● **What is being asked**: The records are given next. Repeat each one exactly.

━━━━━━━━━━━━━━━━━━━━

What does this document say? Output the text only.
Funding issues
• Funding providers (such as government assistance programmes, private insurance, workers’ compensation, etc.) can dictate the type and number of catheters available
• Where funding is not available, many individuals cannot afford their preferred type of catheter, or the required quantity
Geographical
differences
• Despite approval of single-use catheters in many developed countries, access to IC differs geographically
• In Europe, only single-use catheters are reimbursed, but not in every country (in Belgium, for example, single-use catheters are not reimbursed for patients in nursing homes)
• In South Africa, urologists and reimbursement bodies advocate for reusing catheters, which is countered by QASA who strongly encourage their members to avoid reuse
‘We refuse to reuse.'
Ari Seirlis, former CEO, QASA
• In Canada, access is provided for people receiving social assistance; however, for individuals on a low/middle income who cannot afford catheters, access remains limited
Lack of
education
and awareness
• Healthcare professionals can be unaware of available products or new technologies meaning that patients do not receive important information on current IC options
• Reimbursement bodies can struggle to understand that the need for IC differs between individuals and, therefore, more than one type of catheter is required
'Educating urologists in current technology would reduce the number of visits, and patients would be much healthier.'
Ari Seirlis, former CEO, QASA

━━━━━━━━━━━━━━━━━━━━

● **Answer to the problem**:
What does this document say? Output the text only.
Funding issues
• Funding providers (such as government assistance programmes, private insurance, workers’ compensation, etc.) can dictate the type and number of catheters available
• Where funding is not available, many individuals cannot afford their preferred type of catheter, or the required quantity
Geographical
differences
• Despite approval of single-use catheters in many developed countries, access to IC differs geographically
• In Europe, only single-use catheters are reimbursed, but not in every country (in Belgium, for example, single-use catheters are not reimbursed for patients in nursing homes)
• In South Africa, urologists and reimbursement bodies advocate for reusing catheters, which is countered by QASA who strongly encourage their members to avoid reuse
‘We refuse to reuse.'
Ari Seirlis, former CEO, QASA
• In Canada, access is provided for people receiving social assistance; however, for individuals on a low/middle income who cannot afford catheters, access remains limited
Lack of
education
and awareness
• Healthcare professionals can be unaware of available products or new technologies meaning that patients do not receive important information on current IC options
• Reimbursement bodies can struggle to understand that the need for IC differs between individuals and, therefore, more than one type of catheter is required
'Educating urologists in current technology would reduce the number of visits, and patients would be much healthier.'
Ari Seirlis, former CEO, QASA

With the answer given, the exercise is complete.